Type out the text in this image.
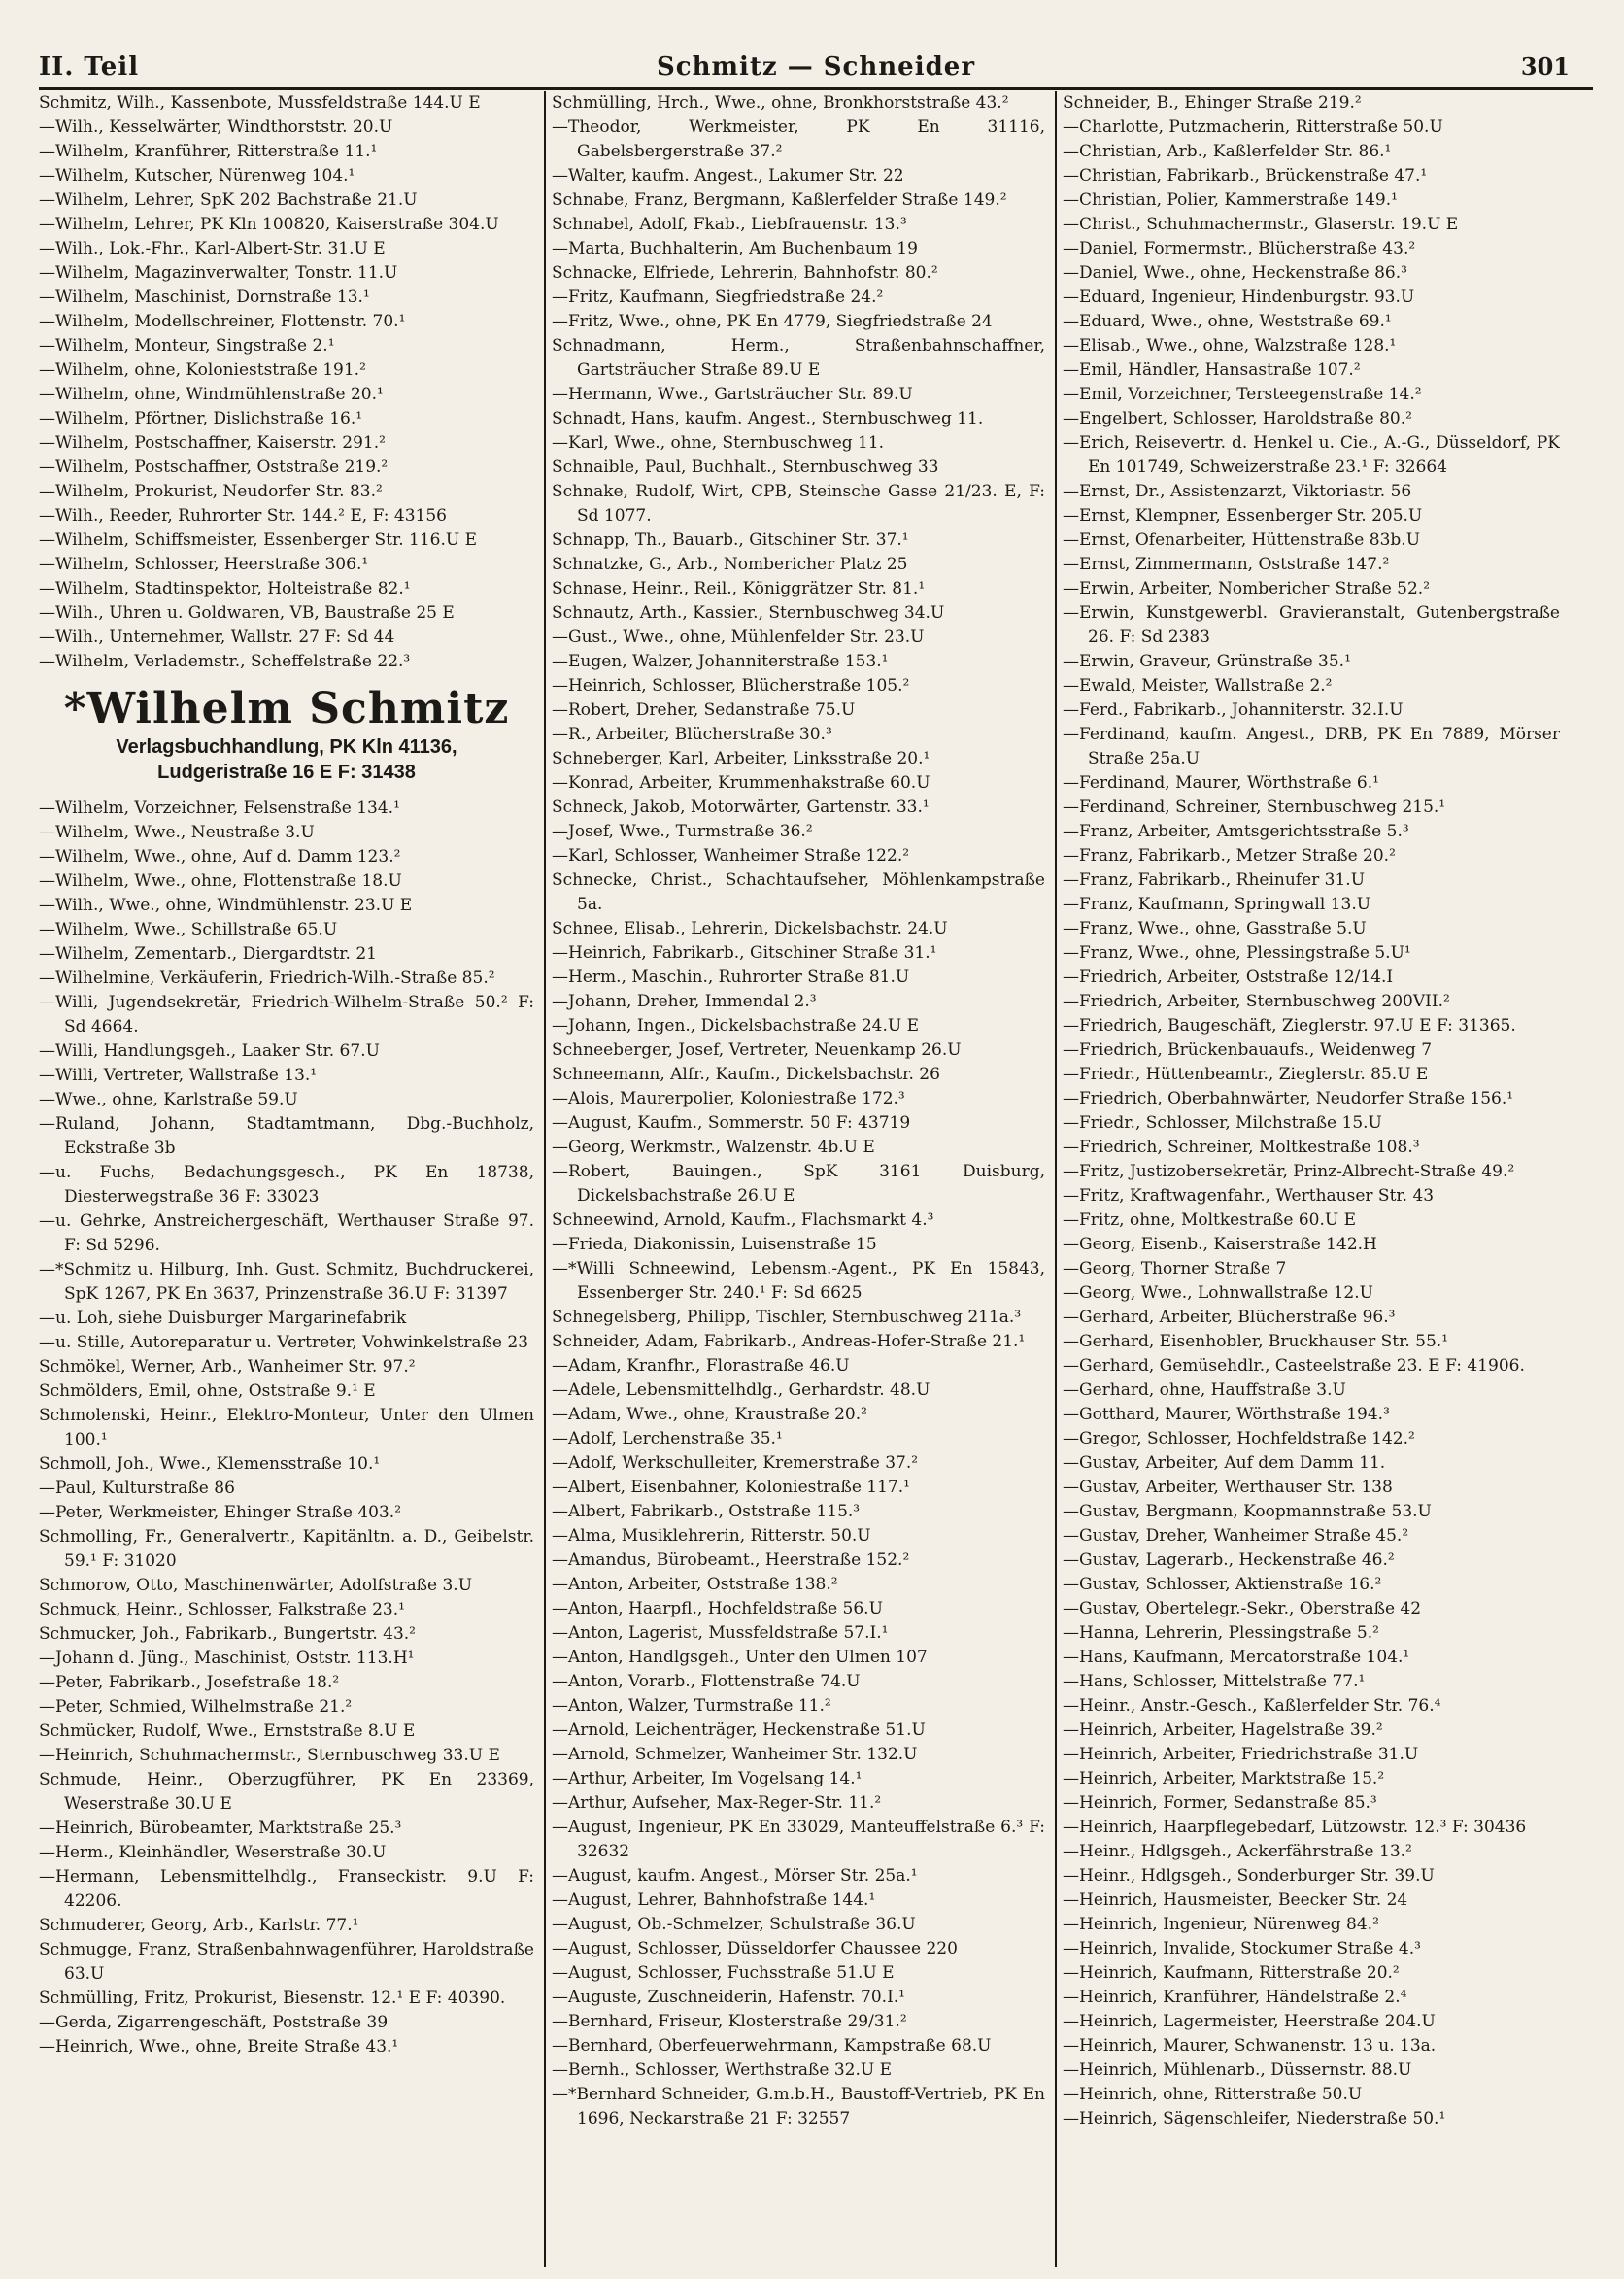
II. Teil	Schmitz — Schneider	301
Schmitz, Wilh., Kassenbote, Mussfeldstraße 144.U E
—Wilh., Kesselwärter, Windthorststr. 20.U
—Wilhelm, Kranführer, Ritterstraße 11.¹
—Wilhelm, Kutscher, Nürenweg 104.¹
—Wilhelm, Lehrer, SpK 202 Bachstraße 21.U
—Wilhelm, Lehrer, PK Kln 100820, Kaiserstraße 304.U
—Wilh., Lok.-Fhr., Karl-Albert-Str. 31.U E
—Wilhelm, Magazinverwalter, Tonstr. 11.U
—Wilhelm, Maschinist, Dornstraße 13.¹
—Wilhelm, Modellschreiner, Flottenstr. 70.¹
—Wilhelm, Monteur, Singstraße 2.¹
—Wilhelm, ohne, Kolonieststraße 191.²
—Wilhelm, ohne, Windmühlenstraße 20.¹
—Wilhelm, Pförtner, Dislichstraße 16.¹
—Wilhelm, Postschaffner, Kaiserstr. 291.²
—Wilhelm, Postschaffner, Oststraße 219.²
—Wilhelm, Prokurist, Neudorfer Str. 83.²
—Wilh., Reeder, Ruhrorter Str. 144.² E, F: 43156
—Wilhelm, Schiffsmeister, Essenberger Str. 116.U E
—Wilhelm, Schlosser, Heerstraße 306.¹
—Wilhelm, Stadtinspektor, Holteistraße 82.¹
—Wilh., Uhren u. Goldwaren, VB, Baustraße 25 E
—Wilh., Unternehmer, Wallstr. 27 F: Sd 44
—Wilhelm, Verlademstr., Scheffelstraße 22.³
*Wilhelm Schmitz
Verlagsbuchhandlung, PK Kln 41136,
Ludgeristraße 16 E F: 31438
—Wilhelm, Vorzeichner, Felsenstraße 134.¹
—Wilhelm, Wwe., Neustraße 3.U
—Wilhelm, Wwe., ohne, Auf d. Damm 123.²
—Wilhelm, Wwe., ohne, Flottenstraße 18.U
—Wilh., Wwe., ohne, Windmühlenstr. 23.U E
—Wilhelm, Wwe., Schillstraße 65.U
—Wilhelm, Zementarb., Diergardtstr. 21
—Wilhelmine, Verkäuferin, Friedrich-Wilh.-Straße 85.²
—Willi, Jugendsekretär, Friedrich-Wilhelm-Straße 50.² F: Sd 4664.
—Willi, Handlungsgeh., Laaker Str. 67.U
—Willi, Vertreter, Wallstraße 13.¹
—Wwe., ohne, Karlstraße 59.U
—Ruland, Johann, Stadtamtmann, Dbg.-Buchholz, Eckstraße 3b
—u. Fuchs, Bedachungsgesch., PK En 18738, Diesterwegstraße 36 F: 33023
—u. Gehrke, Anstreichergeschäft, Werthauser Straße 97. F: Sd 5296.
—*Schmitz u. Hilburg, Inh. Gust. Schmitz, Buchdruckerei, SpK 1267, PK En 3637, Prinzenstraße 36.U F: 31397
—u. Loh, siehe Duisburger Margarinefabrik
—u. Stille, Autoreparatur u. Vertreter, Vohwinkelstraße 23
Schmökel, Werner, Arb., Wanheimer Str. 97.²
Schmölders, Emil, ohne, Oststraße 9.¹ E
Schmolenski, Heinr., Elektro-Monteur, Unter den Ulmen 100.¹
Schmoll, Joh., Wwe., Klemensstraße 10.¹
—Paul, Kulturstraße 86
—Peter, Werkmeister, Ehinger Straße 403.²
Schmolling, Fr., Generalvertr., Kapitänltn. a. D., Geibelstr. 59.¹ F: 31020
Schmorow, Otto, Maschinenwärter, Adolfstraße 3.U
Schmuck, Heinr., Schlosser, Falkstraße 23.¹
Schmucker, Joh., Fabrikarb., Bungertstr. 43.²
—Johann d. Jüng., Maschinist, Oststr. 113.H¹
—Peter, Fabrikarb., Josefstraße 18.²
—Peter, Schmied, Wilhelmstraße 21.²
Schmücker, Rudolf, Wwe., Ernststraße 8.U E
—Heinrich, Schuhmachermstr., Sternbuschweg 33.U E
Schmude, Heinr., Oberzugführer, PK En 23369, Weserstraße 30.U E
—Heinrich, Bürobeamter, Marktstraße 25.³
—Herm., Kleinhändler, Weserstraße 30.U
—Hermann, Lebensmittelhdlg., Franseckistr. 9.U F: 42206.
Schmuderer, Georg, Arb., Karlstr. 77.¹
Schmugge, Franz, Straßenbahnwagenführer, Haroldstraße 63.U
Schmülling, Fritz, Prokurist, Biesenstr. 12.¹ E F: 40390.
—Gerda, Zigarrengeschäft, Poststraße 39
—Heinrich, Wwe., ohne, Breite Straße 43.¹
Schmülling, Hrch., Wwe., ohne, Bronkhorststraße 43.²
—Theodor, Werkmeister, PK En 31116, Gabelsbergerstraße 37.²
—Walter, kaufm. Angest., Lakumer Str. 22
Schnabe, Franz, Bergmann, Kaßlerfelder Straße 149.²
Schnabel, Adolf, Fkab., Liebfrauenstr. 13.³
—Marta, Buchhalterin, Am Buchenbaum 19
Schnacke, Elfriede, Lehrerin, Bahnhofstr. 80.²
—Fritz, Kaufmann, Siegfriedstraße 24.²
—Fritz, Wwe., ohne, PK En 4779, Siegfriedstraße 24
Schnadmann, Herm., Straßenbahnschaffner, Gartsträucher Straße 89.U E
—Hermann, Wwe., Gartsträucher Str. 89.U
Schnadt, Hans, kaufm. Angest., Sternbuschweg 11.
—Karl, Wwe., ohne, Sternbuschweg 11.
Schnaible, Paul, Buchhalt., Sternbuschweg 33
Schnake, Rudolf, Wirt, CPB, Steinsche Gasse 21/23. E, F: Sd 1077.
Schnapp, Th., Bauarb., Gitschiner Str. 37.¹
Schnatzke, G., Arb., Nombericher Platz 25
Schnase, Heinr., Reil., Königgrätzer Str. 81.¹
Schnautz, Arth., Kassier., Sternbuschweg 34.U
—Gust., Wwe., ohne, Mühlenfelder Str. 23.U
—Eugen, Walzer, Johanniterstraße 153.¹
—Heinrich, Schlosser, Blücherstraße 105.²
—Robert, Dreher, Sedanstraße 75.U
—R., Arbeiter, Blücherstraße 30.³
Schneberger, Karl, Arbeiter, Linksstraße 20.¹
—Konrad, Arbeiter, Krummenhakstraße 60.U
Schneck, Jakob, Motorwärter, Gartenstr. 33.¹
—Josef, Wwe., Turmstraße 36.²
—Karl, Schlosser, Wanheimer Straße 122.²
Schnecke, Christ., Schachtaufseher, Möhlenkampstraße 5a.
Schnee, Elisab., Lehrerin, Dickelsbachstr. 24.U
—Heinrich, Fabrikarb., Gitschiner Straße 31.¹
—Herm., Maschin., Ruhrorter Straße 81.U
—Johann, Dreher, Immendal 2.³
—Johann, Ingen., Dickelsbachstraße 24.U E
Schneeberger, Josef, Vertreter, Neuenkamp 26.U
Schneemann, Alfr., Kaufm., Dickelsbachstr. 26
—Alois, Maurerpolier, Koloniestraße 172.³
—August, Kaufm., Sommerstr. 50 F: 43719
—Georg, Werkmstr., Walzenstr. 4b.U E
—Robert, Bauingen., SpK 3161 Duisburg, Dickelsbachstraße 26.U E
Schneewind, Arnold, Kaufm., Flachsmarkt 4.³
—Frieda, Diakonissin, Luisenstraße 15
—*Willi Schneewind, Lebensm.-Agent., PK En 15843, Essenberger Str. 240.¹ F: Sd 6625
Schnegelsberg, Philipp, Tischler, Sternbuschweg 211a.³
Schneider, Adam, Fabrikarb., Andreas-Hofer-Straße 21.¹
—Adam, Kranfhr., Florastraße 46.U
—Adele, Lebensmittelhdlg., Gerhardstr. 48.U
—Adam, Wwe., ohne, Kraustraße 20.²
—Adolf, Lerchenstraße 35.¹
—Adolf, Werkschulleiter, Kremerstraße 37.²
—Albert, Eisenbahner, Koloniestraße 117.¹
—Albert, Fabrikarb., Oststraße 115.³
—Alma, Musiklehrerin, Ritterstr. 50.U
—Amandus, Bürobeamt., Heerstraße 152.²
—Anton, Arbeiter, Oststraße 138.²
—Anton, Haarpfl., Hochfeldstraße 56.U
—Anton, Lagerist, Mussfeldstraße 57.I.¹
—Anton, Handlgsgeh., Unter den Ulmen 107
—Anton, Vorarb., Flottenstraße 74.U
—Anton, Walzer, Turmstraße 11.²
—Arnold, Leichenträger, Heckenstraße 51.U
—Arnold, Schmelzer, Wanheimer Str. 132.U
—Arthur, Arbeiter, Im Vogelsang 14.¹
—Arthur, Aufseher, Max-Reger-Str. 11.²
—August, Ingenieur, PK En 33029, Manteuffelstraße 6.³ F: 32632
—August, kaufm. Angest., Mörser Str. 25a.¹
—August, Lehrer, Bahnhofstraße 144.¹
—August, Ob.-Schmelzer, Schulstraße 36.U
—August, Schlosser, Düsseldorfer Chaussee 220
—August, Schlosser, Fuchsstraße 51.U E
—Auguste, Zuschneiderin, Hafenstr. 70.I.¹
—Bernhard, Friseur, Klosterstraße 29/31.²
—Bernhard, Oberfeuerwehrmann, Kampstraße 68.U
—Bernh., Schlosser, Werthstraße 32.U E
—*Bernhard Schneider, G.m.b.H., Baustoff-Vertrieb, PK En 1696, Neckarstraße 21 F: 32557
Schneider, B., Ehinger Straße 219.²
—Charlotte, Putzmacherin, Ritterstraße 50.U
—Christian, Arb., Kaßlerfelder Str. 86.¹
—Christian, Fabrikarb., Brückenstraße 47.¹
—Christian, Polier, Kammerstraße 149.¹
—Christ., Schuhmachermstr., Glaserstr. 19.U E
—Daniel, Formermstr., Blücherstraße 43.²
—Daniel, Wwe., ohne, Heckenstraße 86.³
—Eduard, Ingenieur, Hindenburgstr. 93.U
—Eduard, Wwe., ohne, Weststraße 69.¹
—Elisab., Wwe., ohne, Walzstraße 128.¹
—Emil, Händler, Hansastraße 107.²
—Emil, Vorzeichner, Tersteegenstraße 14.²
—Engelbert, Schlosser, Haroldstraße 80.²
—Erich, Reisevertr. d. Henkel u. Cie., A.-G., Düsseldorf, PK En 101749, Schweizerstraße 23.¹ F: 32664
—Ernst, Dr., Assistenzarzt, Viktoriastr. 56
—Ernst, Klempner, Essenberger Str. 205.U
—Ernst, Ofenarbeiter, Hüttenstraße 83b.U
—Ernst, Zimmermann, Oststraße 147.²
—Erwin, Arbeiter, Nomberichег Straße 52.²
—Erwin, Kunstgewerbl. Gravieranstalt, Gutenbergstraße 26. F: Sd 2383
—Erwin, Graveur, Grünstraße 35.¹
—Ewald, Meister, Wallstraße 2.²
—Ferd., Fabrikarb., Johanniterstr. 32.I.U
—Ferdinand, kaufm. Angest., DRB, PK En 7889, Mörser Straße 25a.U
—Ferdinand, Maurer, Wörthstraße 6.¹
—Ferdinand, Schreiner, Sternbuschweg 215.¹
—Franz, Arbeiter, Amtsgerichtsstraße 5.³
—Franz, Fabrikarb., Metzer Straße 20.²
—Franz, Fabrikarb., Rheinufer 31.U
—Franz, Kaufmann, Springwall 13.U
—Franz, Wwe., ohne, Gasstraße 5.U
—Franz, Wwe., ohne, Plessingstraße 5.U¹
—Friedrich, Arbeiter, Oststraße 12/14.I
—Friedrich, Arbeiter, Sternbuschweg 200VII.²
—Friedrich, Baugeschäft, Zieglerstr. 97.U E F: 31365.
—Friedrich, Brückenbauaufs., Weidenweg 7
—Friedr., Hüttenbeamtr., Zieglerstr. 85.U E
—Friedrich, Oberbahnwärter, Neudorfer Straße 156.¹
—Friedr., Schlosser, Milchstraße 15.U
—Friedrich, Schreiner, Moltkestraße 108.³
—Fritz, Justizobersekretär, Prinz-Albrecht-Straße 49.²
—Fritz, Kraftwagenfahr., Werthauser Str. 43
—Fritz, ohne, Moltkestraße 60.U E
—Georg, Eisenb., Kaiserstraße 142.H
—Georg, Thorner Straße 7
—Georg, Wwe., Lohnwallstraße 12.U
—Gerhard, Arbeiter, Blücherstraße 96.³
—Gerhard, Eisenhobler, Bruckhauser Str. 55.¹
—Gerhard, Gemüsehdlr., Casteelstraße 23. E F: 41906.
—Gerhard, ohne, Hauffstraße 3.U
—Gotthard, Maurer, Wörthstraße 194.³
—Gregor, Schlosser, Hochfeldstraße 142.²
—Gustav, Arbeiter, Auf dem Damm 11.
—Gustav, Arbeiter, Werthauser Str. 138
—Gustav, Bergmann, Koopmannstraße 53.U
—Gustav, Dreher, Wanheimer Straße 45.²
—Gustav, Lagerarb., Heckenstraße 46.²
—Gustav, Schlosser, Aktienstraße 16.²
—Gustav, Obertelegr.-Sekr., Oberstraße 42
—Hanna, Lehrerin, Plessingstraße 5.²
—Hans, Kaufmann, Mercatorstraße 104.¹
—Hans, Schlosser, Mittelstraße 77.¹
—Heinr., Anstr.-Gesch., Kaßlerfelder Str. 76.⁴
—Heinrich, Arbeiter, Hagelstraße 39.²
—Heinrich, Arbeiter, Friedrichstraße 31.U
—Heinrich, Arbeiter, Marktstraße 15.²
—Heinrich, Former, Sedanstraße 85.³
—Heinrich, Haarpflegebedarf, Lützowstr. 12.³ F: 30436
—Heinr., Hdlgsgeh., Ackerfährstraße 13.²
—Heinr., Hdlgsgeh., Sonderburger Str. 39.U
—Heinrich, Hausmeister, Beecker Str. 24
—Heinrich, Ingenieur, Nürenweg 84.²
—Heinrich, Invalide, Stockumer Straße 4.³
—Heinrich, Kaufmann, Ritterstraße 20.²
—Heinrich, Kranführer, Händelstraße 2.⁴
—Heinrich, Lagermeister, Heerstraße 204.U
—Heinrich, Maurer, Schwanenstr. 13 u. 13a.
—Heinrich, Mühlenarb., Düssernstr. 88.U
—Heinrich, ohne, Ritterstraße 50.U
—Heinrich, Sägenschleifer, Niederstraße 50.¹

### [What is required]
Pull every line containing "Sedanstraße" out of the records.

### [Response to this exercise]
—Robert, Dreher, Sedanstraße 75.U
—Heinrich, Former, Sedanstraße 85.³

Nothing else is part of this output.